Work to do:
Scan the listing below. Report each line that includes "mercato".

Saved entries:
◇ ◇ ◇ ◇ ◇

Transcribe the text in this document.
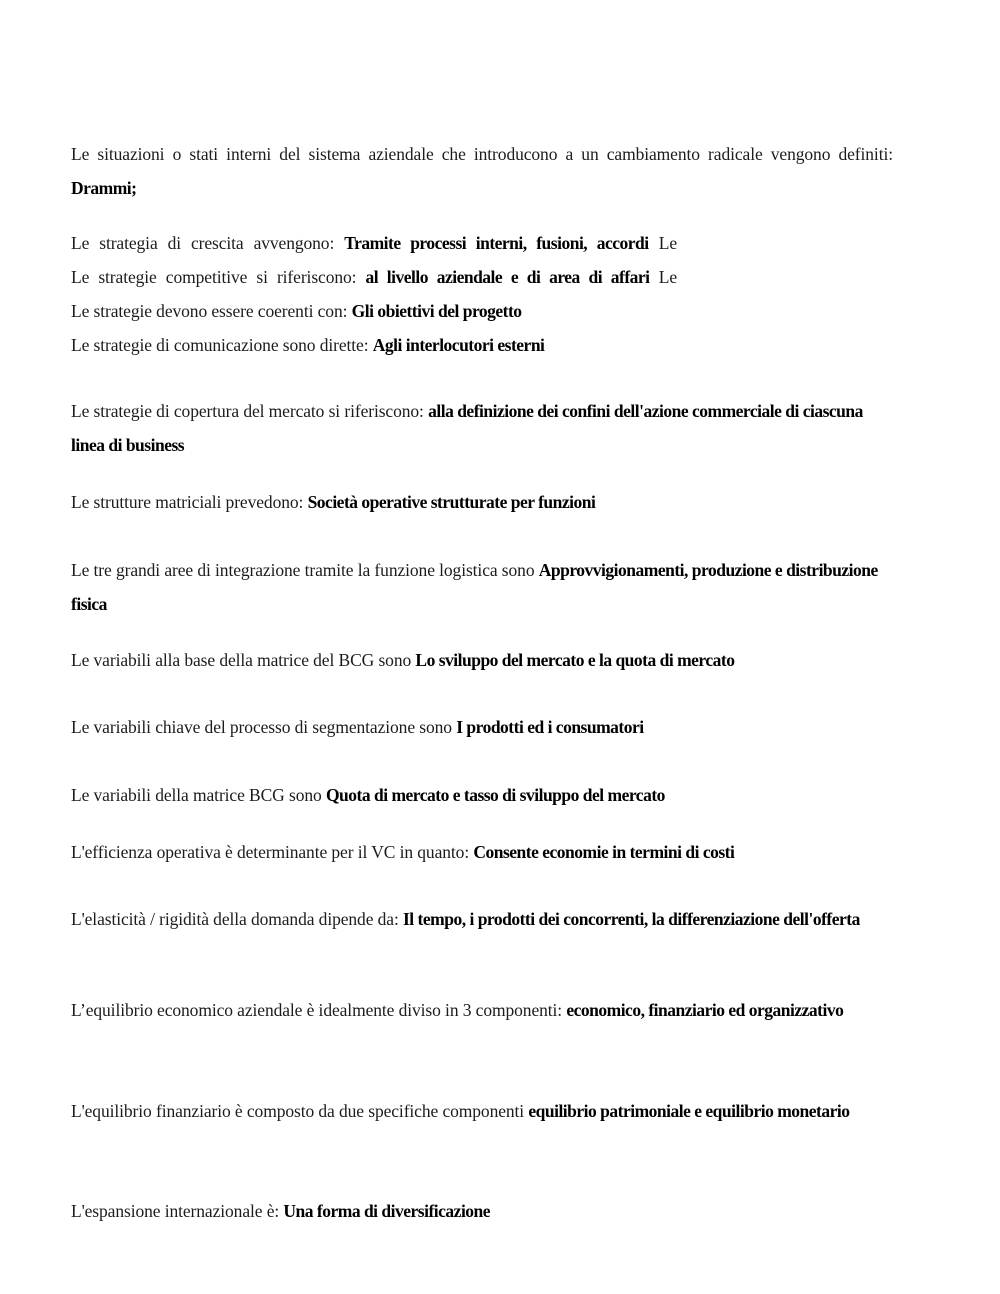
Le situazioni o stati interni del sistema aziendale che introducono a un cambiamento radicale vengono definiti: Drammi;

Le strategia di crescita avvengono: Tramite processi interni, fusioni, accordi Le
Le strategie competitive si riferiscono: al livello aziendale e di area di affari Le
Le strategie devono essere coerenti con: Gli obiettivi del progetto
Le strategie di comunicazione sono dirette: Agli interlocutori esterni

Le strategie di copertura del mercato si riferiscono: alla definizione dei confini dell'azione commerciale di ciascuna linea di business

Le strutture matriciali prevedono: Società operative strutturate per funzioni

Le tre grandi aree di integrazione tramite la funzione logistica sono Approvvigionamenti, produzione e distribuzione fisica

Le variabili alla base della matrice del BCG sono Lo sviluppo del mercato e la quota di mercato

Le variabili chiave del processo di segmentazione sono I prodotti ed i consumatori

Le variabili della matrice BCG sono Quota di mercato e tasso di sviluppo del mercato

L'efficienza operativa è determinante per il VC in quanto: Consente economie in termini di costi

L'elasticità / rigidità della domanda dipende da: Il tempo, i prodotti dei concorrenti, la differenziazione dell'offerta

L’equilibrio economico aziendale è idealmente diviso in 3 componenti: economico, finanziario ed organizzativo

L'equilibrio finanziario è composto da due specifiche componenti equilibrio patrimoniale e equilibrio monetario

L'espansione internazionale è: Una forma di diversificazione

◇ ◇ ◇ ◇ ◇

Solution for this task:
Le strategie di copertura del mercato si riferiscono: alla definizione dei confini dell'azione commerciale di ciascuna linea di business
Le variabili alla base della matrice del BCG sono Lo sviluppo del mercato e la quota di mercato
Le variabili della matrice BCG sono Quota di mercato e tasso di sviluppo del mercato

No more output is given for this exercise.